> _What to work on_: Reproduce every entry exactly and leave its pictures out.

── Data excerpts ──

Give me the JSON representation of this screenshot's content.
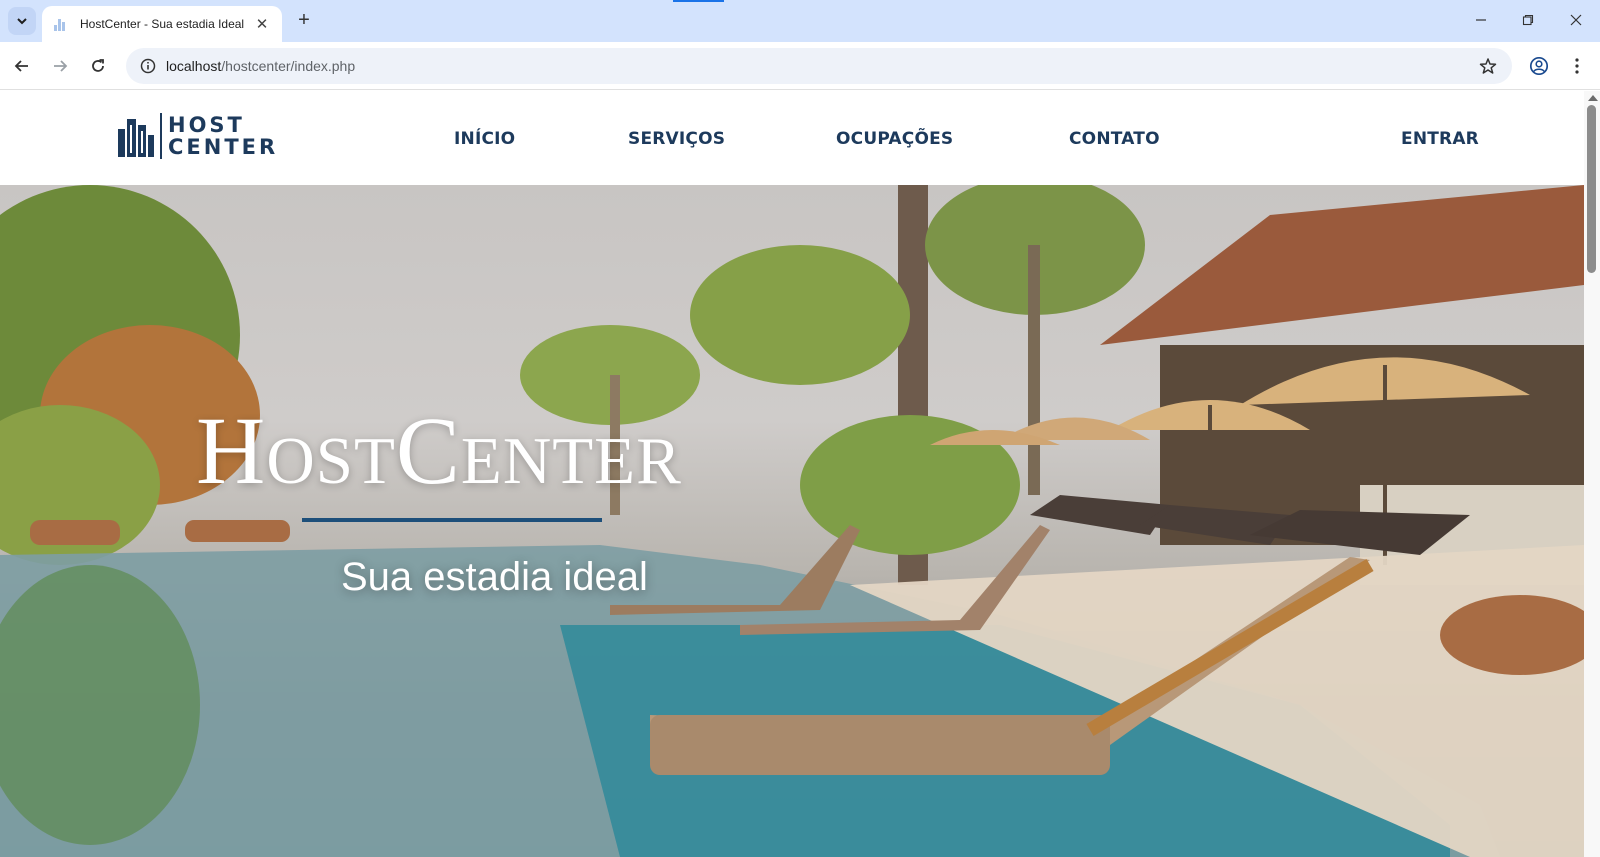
{
  "browser": {
    "tab_title": "HostCenter - Sua estadia Ideal",
    "url_host": "localhost",
    "url_path": "/hostcenter/index.php"
  },
  "site": {
    "logo": {
      "line1": "HOST",
      "line2": "CENTER"
    },
    "nav": [
      {
        "label": "INÍCIO"
      },
      {
        "label": "SERVIÇOS"
      },
      {
        "label": "OCUPAÇÕES"
      },
      {
        "label": "CONTATO"
      }
    ],
    "login_label": "ENTRAR",
    "hero": {
      "title": "HostCenter",
      "subtitle": "Sua estadia ideal"
    }
  },
  "colors": {
    "brand_navy": "#1d3a5c",
    "accent_line": "#1d4f7a",
    "chrome_bg": "#d3e3fd"
  },
  "icons": {
    "tab_search": "chevron-down-icon",
    "close_tab": "close-icon",
    "new_tab": "plus-icon",
    "back": "arrow-left-icon",
    "forward": "arrow-right-icon",
    "reload": "reload-icon",
    "site_info": "info-icon",
    "bookmark": "star-icon",
    "profile": "profile-icon",
    "menu": "kebab-menu-icon"
  }
}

───

> _Complete answer_:
Give me the JSON representation of this screenshot's content.
{
  "browser": {
    "tab_title": "HostCenter - Sua estadia Ideal",
    "url_host": "localhost",
    "url_path": "/hostcenter/index.php"
  },
  "site": {
    "logo": {
      "line1": "HOST",
      "line2": "CENTER"
    },
    "nav": [
      {
        "label": "INÍCIO"
      },
      {
        "label": "SERVIÇOS"
      },
      {
        "label": "OCUPAÇÕES"
      },
      {
        "label": "CONTATO"
      }
    ],
    "login_label": "ENTRAR",
    "hero": {
      "title": "HostCenter",
      "subtitle": "Sua estadia ideal"
    }
  },
  "colors": {
    "brand_navy": "#1d3a5c",
    "accent_line": "#1d4f7a",
    "chrome_bg": "#d3e3fd"
  },
  "icons": {
    "tab_search": "chevron-down-icon",
    "close_tab": "close-icon",
    "new_tab": "plus-icon",
    "back": "arrow-left-icon",
    "forward": "arrow-right-icon",
    "reload": "reload-icon",
    "site_info": "info-icon",
    "bookmark": "star-icon",
    "profile": "profile-icon",
    "menu": "kebab-menu-icon"
  }
}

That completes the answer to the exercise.